>> BEGIN Data for processing

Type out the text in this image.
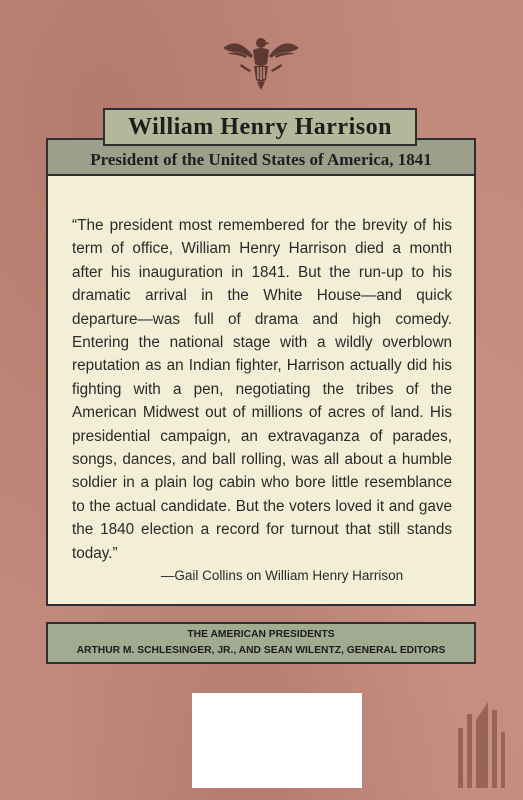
William Henry Harrison
President of the United States of America, 1841

“The president most remembered for the brevity of his term of office, William Henry Harrison died a month after his inauguration in 1841. But the run-up to his dramatic arrival in the White House—and quick departure—was full of drama and high comedy. Entering the national stage with a wildly overblown reputation as an Indian fighter, Harrison actually did his fighting with a pen, negotiating the tribes of the American Midwest out of millions of acres of land. His presidential campaign, an extravaganza of parades, songs, dances, and ball rolling, was all about a humble soldier in a plain log cabin who bore little resemblance to the actual candidate. But the voters loved it and gave the 1840 election a record for turnout that still stands today.”

—Gail Collins on William Henry Harrison
THE AMERICAN PRESIDENTS
ARTHUR M. SCHLESINGER, JR., AND SEAN WILENTZ, GENERAL EDITORS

>> END Data for processing

— Objective —
Every line above should be returned exactly; the pictures stay out.

— Task result —
Type out the text in this image.
William Henry Harrison
President of the United States of America, 1841

“The president most remembered for the brevity of his term of office, William Henry Harrison died a month after his inauguration in 1841. But the run-up to his dramatic arrival in the White House—and quick departure—was full of drama and high comedy. Entering the national stage with a wildly overblown reputation as an Indian fighter, Harrison actually did his fighting with a pen, negotiating the tribes of the American Midwest out of millions of acres of land. His presidential campaign, an extravaganza of parades, songs, dances, and ball rolling, was all about a humble soldier in a plain log cabin who bore little resemblance to the actual candidate. But the voters loved it and gave the 1840 election a record for turnout that still stands today.”

—Gail Collins on William Henry Harrison
THE AMERICAN PRESIDENTS
ARTHUR M. SCHLESINGER, JR., AND SEAN WILENTZ, GENERAL EDITORS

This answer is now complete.